Track down the lines that contain "kein" and copy them.
------ MATERIAL TO PROCESS ------
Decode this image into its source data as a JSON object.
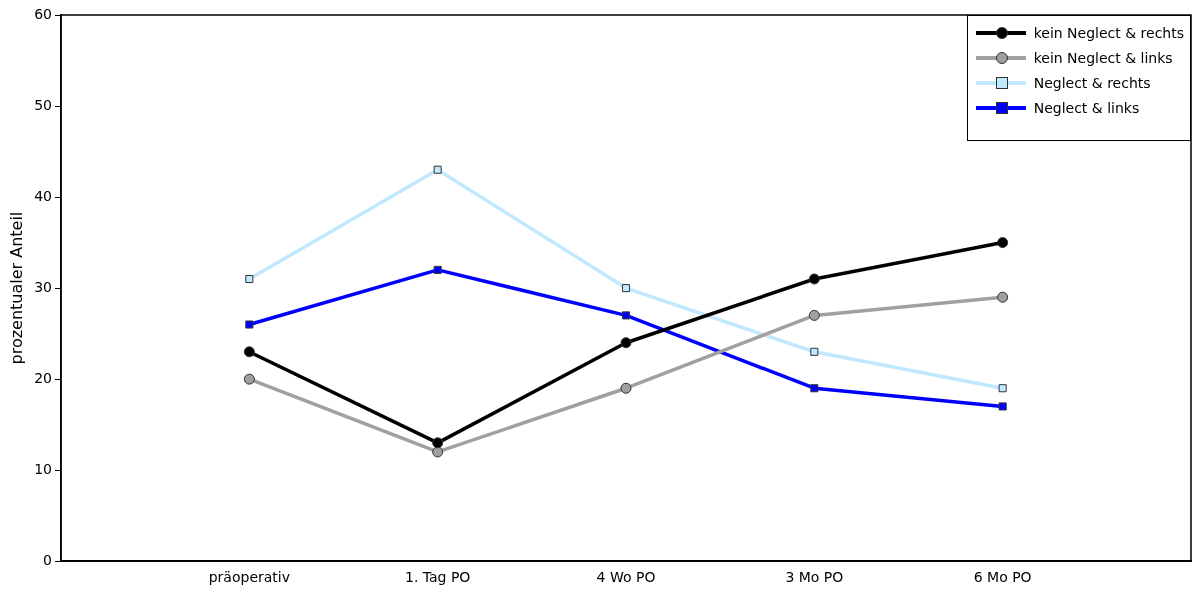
{
  "chart_data": {
    "type": "line",
    "ylabel": "prozentualer Anteil",
    "categories": [
      "präoperativ",
      "1. Tag PO",
      "4 Wo PO",
      "3 Mo PO",
      "6 Mo PO"
    ],
    "ylim": [
      0,
      60
    ],
    "yticks": [
      0,
      10,
      20,
      30,
      40,
      50,
      60
    ],
    "grid": false,
    "legend": "top right",
    "line_style": "solid",
    "series": [
      {
        "name": "kein Neglect & rechts",
        "color": "#000000",
        "marker": "circle",
        "values": [
          23,
          13,
          24,
          31,
          35
        ]
      },
      {
        "name": "kein Neglect & links",
        "color": "#a0a0a0",
        "marker": "circle",
        "values": [
          20,
          12,
          19,
          27,
          29
        ]
      },
      {
        "name": "Neglect & rechts",
        "color": "#c0e8ff",
        "marker": "square",
        "values": [
          31,
          43,
          30,
          23,
          19
        ]
      },
      {
        "name": "Neglect & links",
        "color": "#0000ff",
        "marker": "square",
        "values": [
          26,
          32,
          27,
          19,
          17
        ]
      }
    ]
  }
}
------
> _EXPECTED ANSWER_:
        "name": "kein Neglect & rechts",
        "name": "kein Neglect & links",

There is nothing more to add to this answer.